— Aim —
Set down the data below without change, skipping the pictures it holds.

(Records)
* * * * *
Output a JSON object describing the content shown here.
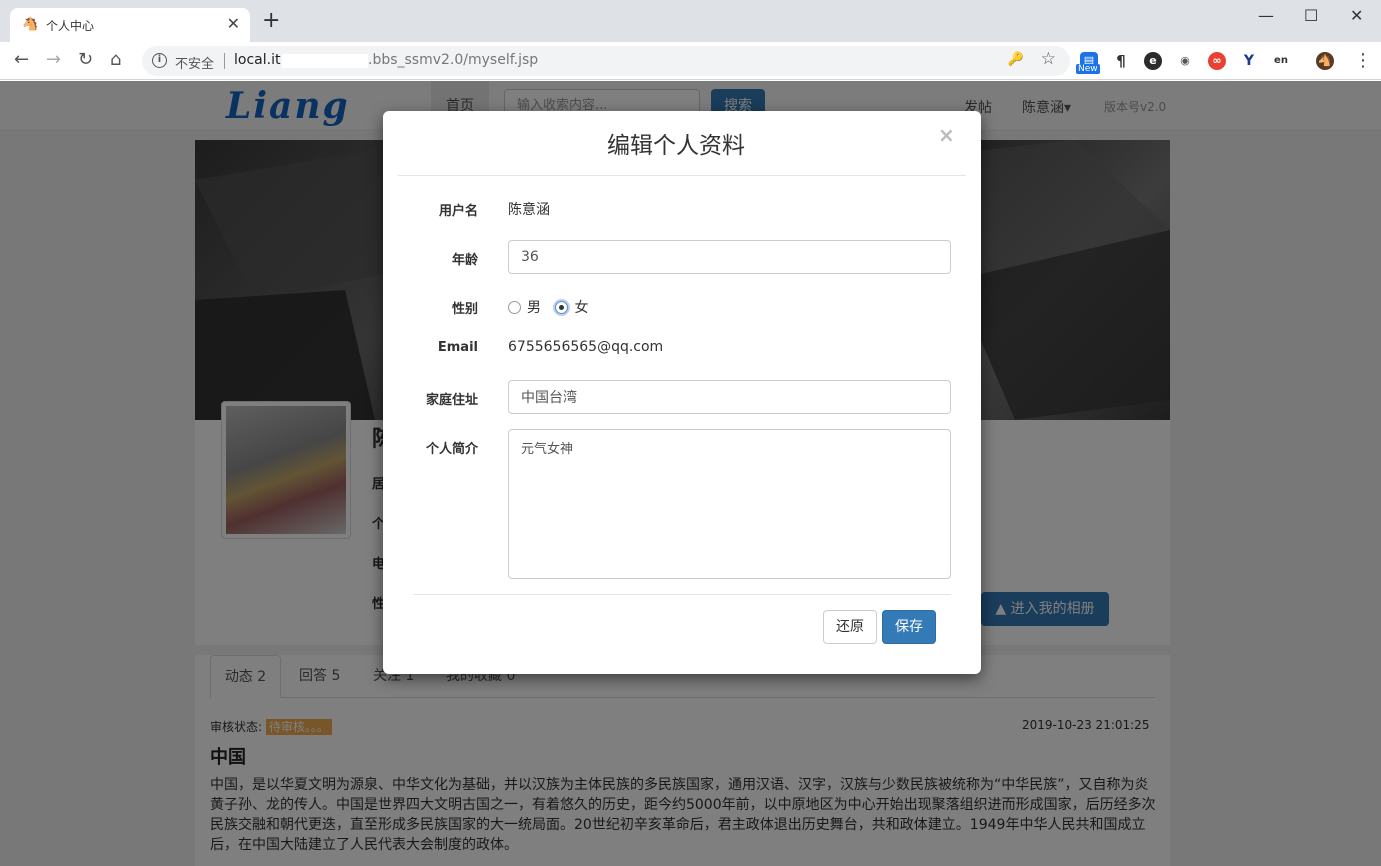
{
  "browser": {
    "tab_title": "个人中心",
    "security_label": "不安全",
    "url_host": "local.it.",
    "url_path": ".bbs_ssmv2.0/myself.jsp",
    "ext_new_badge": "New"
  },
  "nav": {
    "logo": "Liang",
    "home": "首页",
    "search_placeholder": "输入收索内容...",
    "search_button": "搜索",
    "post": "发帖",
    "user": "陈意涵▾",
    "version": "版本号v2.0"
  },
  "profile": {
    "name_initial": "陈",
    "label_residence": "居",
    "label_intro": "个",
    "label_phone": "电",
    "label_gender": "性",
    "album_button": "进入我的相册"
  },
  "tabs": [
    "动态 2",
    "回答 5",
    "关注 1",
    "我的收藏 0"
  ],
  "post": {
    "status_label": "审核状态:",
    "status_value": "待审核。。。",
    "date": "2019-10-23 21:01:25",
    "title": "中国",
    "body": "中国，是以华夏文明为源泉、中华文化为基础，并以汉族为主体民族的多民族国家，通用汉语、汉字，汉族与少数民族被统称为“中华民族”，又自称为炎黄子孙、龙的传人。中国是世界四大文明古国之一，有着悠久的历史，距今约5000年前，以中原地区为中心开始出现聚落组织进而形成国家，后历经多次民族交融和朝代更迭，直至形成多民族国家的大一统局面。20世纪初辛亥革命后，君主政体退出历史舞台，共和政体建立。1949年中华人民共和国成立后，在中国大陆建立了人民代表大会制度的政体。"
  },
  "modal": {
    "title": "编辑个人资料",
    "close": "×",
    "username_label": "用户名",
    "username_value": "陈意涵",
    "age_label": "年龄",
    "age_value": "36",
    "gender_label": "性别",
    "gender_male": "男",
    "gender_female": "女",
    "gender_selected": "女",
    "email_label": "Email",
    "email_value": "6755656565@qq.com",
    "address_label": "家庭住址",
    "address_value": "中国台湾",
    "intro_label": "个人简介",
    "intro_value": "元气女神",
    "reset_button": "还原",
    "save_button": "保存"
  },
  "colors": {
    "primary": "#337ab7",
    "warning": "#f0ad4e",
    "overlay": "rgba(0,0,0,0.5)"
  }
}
* * * * *
— Task answer —
Output a JSON object describing the content shown here.
{
  "browser": {
    "tab_title": "个人中心",
    "security_label": "不安全",
    "url_host": "local.it.",
    "url_path": ".bbs_ssmv2.0/myself.jsp",
    "ext_new_badge": "New"
  },
  "nav": {
    "logo": "Liang",
    "home": "首页",
    "search_placeholder": "输入收索内容...",
    "search_button": "搜索",
    "post": "发帖",
    "user": "陈意涵▾",
    "version": "版本号v2.0"
  },
  "profile": {
    "name_initial": "陈",
    "label_residence": "居",
    "label_intro": "个",
    "label_phone": "电",
    "label_gender": "性",
    "album_button": "进入我的相册"
  },
  "tabs": [
    "动态 2",
    "回答 5",
    "关注 1",
    "我的收藏 0"
  ],
  "post": {
    "status_label": "审核状态:",
    "status_value": "待审核。。。",
    "date": "2019-10-23 21:01:25",
    "title": "中国",
    "body": "中国，是以华夏文明为源泉、中华文化为基础，并以汉族为主体民族的多民族国家，通用汉语、汉字，汉族与少数民族被统称为“中华民族”，又自称为炎黄子孙、龙的传人。中国是世界四大文明古国之一，有着悠久的历史，距今约5000年前，以中原地区为中心开始出现聚落组织进而形成国家，后历经多次民族交融和朝代更迭，直至形成多民族国家的大一统局面。20世纪初辛亥革命后，君主政体退出历史舞台，共和政体建立。1949年中华人民共和国成立后，在中国大陆建立了人民代表大会制度的政体。"
  },
  "modal": {
    "title": "编辑个人资料",
    "close": "×",
    "username_label": "用户名",
    "username_value": "陈意涵",
    "age_label": "年龄",
    "age_value": "36",
    "gender_label": "性别",
    "gender_male": "男",
    "gender_female": "女",
    "gender_selected": "女",
    "email_label": "Email",
    "email_value": "6755656565@qq.com",
    "address_label": "家庭住址",
    "address_value": "中国台湾",
    "intro_label": "个人简介",
    "intro_value": "元气女神",
    "reset_button": "还原",
    "save_button": "保存"
  },
  "colors": {
    "primary": "#337ab7",
    "warning": "#f0ad4e",
    "overlay": "rgba(0,0,0,0.5)"
  }
}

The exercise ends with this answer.